Work to complete:
Each entry must be given again exactly; images do not belong in the copy.

Supplied material:
+---+

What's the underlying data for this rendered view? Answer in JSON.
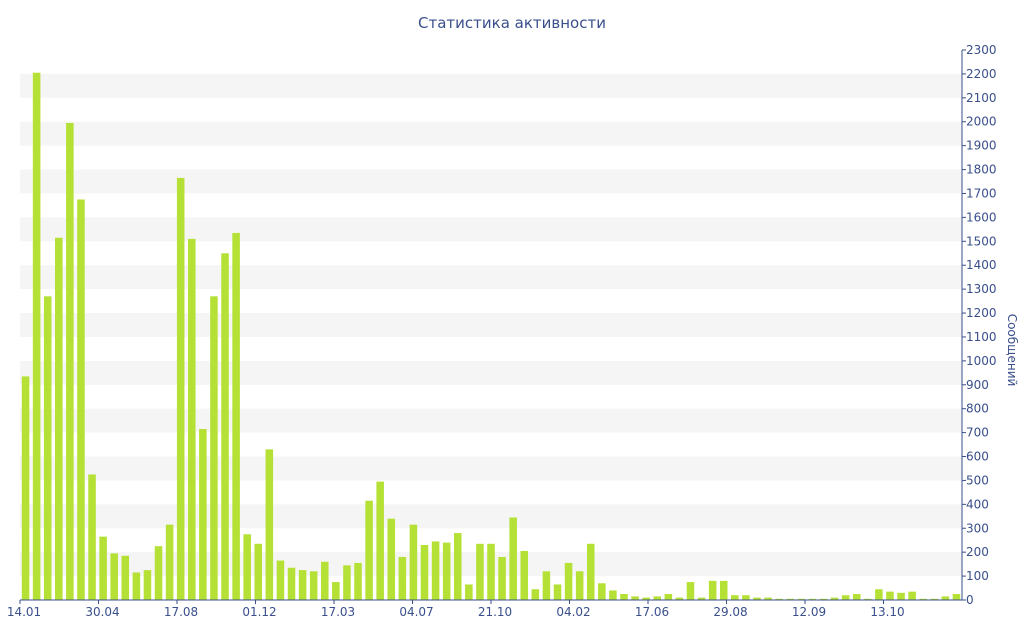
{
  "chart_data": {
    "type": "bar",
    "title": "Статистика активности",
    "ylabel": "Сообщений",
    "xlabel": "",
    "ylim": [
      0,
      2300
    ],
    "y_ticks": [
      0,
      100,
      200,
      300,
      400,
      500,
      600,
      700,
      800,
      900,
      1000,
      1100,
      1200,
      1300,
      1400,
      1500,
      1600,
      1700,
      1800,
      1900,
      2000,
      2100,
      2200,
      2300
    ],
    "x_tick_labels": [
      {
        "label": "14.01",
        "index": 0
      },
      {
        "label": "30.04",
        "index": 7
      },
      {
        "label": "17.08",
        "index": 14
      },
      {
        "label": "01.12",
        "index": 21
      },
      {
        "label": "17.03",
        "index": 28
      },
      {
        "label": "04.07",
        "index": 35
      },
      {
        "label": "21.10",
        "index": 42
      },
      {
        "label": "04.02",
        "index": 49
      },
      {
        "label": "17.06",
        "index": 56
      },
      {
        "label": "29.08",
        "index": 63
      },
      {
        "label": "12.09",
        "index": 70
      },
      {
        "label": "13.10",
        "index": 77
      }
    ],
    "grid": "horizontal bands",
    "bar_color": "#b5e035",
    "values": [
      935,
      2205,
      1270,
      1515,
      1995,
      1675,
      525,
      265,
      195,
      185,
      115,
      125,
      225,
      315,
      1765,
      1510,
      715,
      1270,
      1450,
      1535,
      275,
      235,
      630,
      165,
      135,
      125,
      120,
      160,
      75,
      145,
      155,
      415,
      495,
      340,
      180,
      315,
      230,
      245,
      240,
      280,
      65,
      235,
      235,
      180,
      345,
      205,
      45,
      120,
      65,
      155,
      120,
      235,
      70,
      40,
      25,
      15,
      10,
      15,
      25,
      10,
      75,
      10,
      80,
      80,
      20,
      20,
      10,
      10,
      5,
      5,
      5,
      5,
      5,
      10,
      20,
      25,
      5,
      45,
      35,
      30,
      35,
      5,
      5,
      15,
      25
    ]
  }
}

+---+

Complete answer:
What's the underlying data for this rendered view? Answer in JSON.
{
  "chart_data": {
    "type": "bar",
    "title": "Статистика активности",
    "ylabel": "Сообщений",
    "xlabel": "",
    "ylim": [
      0,
      2300
    ],
    "y_ticks": [
      0,
      100,
      200,
      300,
      400,
      500,
      600,
      700,
      800,
      900,
      1000,
      1100,
      1200,
      1300,
      1400,
      1500,
      1600,
      1700,
      1800,
      1900,
      2000,
      2100,
      2200,
      2300
    ],
    "x_tick_labels": [
      {
        "label": "14.01",
        "index": 0
      },
      {
        "label": "30.04",
        "index": 7
      },
      {
        "label": "17.08",
        "index": 14
      },
      {
        "label": "01.12",
        "index": 21
      },
      {
        "label": "17.03",
        "index": 28
      },
      {
        "label": "04.07",
        "index": 35
      },
      {
        "label": "21.10",
        "index": 42
      },
      {
        "label": "04.02",
        "index": 49
      },
      {
        "label": "17.06",
        "index": 56
      },
      {
        "label": "29.08",
        "index": 63
      },
      {
        "label": "12.09",
        "index": 70
      },
      {
        "label": "13.10",
        "index": 77
      }
    ],
    "grid": "horizontal bands",
    "bar_color": "#b5e035",
    "values": [
      935,
      2205,
      1270,
      1515,
      1995,
      1675,
      525,
      265,
      195,
      185,
      115,
      125,
      225,
      315,
      1765,
      1510,
      715,
      1270,
      1450,
      1535,
      275,
      235,
      630,
      165,
      135,
      125,
      120,
      160,
      75,
      145,
      155,
      415,
      495,
      340,
      180,
      315,
      230,
      245,
      240,
      280,
      65,
      235,
      235,
      180,
      345,
      205,
      45,
      120,
      65,
      155,
      120,
      235,
      70,
      40,
      25,
      15,
      10,
      15,
      25,
      10,
      75,
      10,
      80,
      80,
      20,
      20,
      10,
      10,
      5,
      5,
      5,
      5,
      5,
      10,
      20,
      25,
      5,
      45,
      35,
      30,
      35,
      5,
      5,
      15,
      25
    ]
  }
}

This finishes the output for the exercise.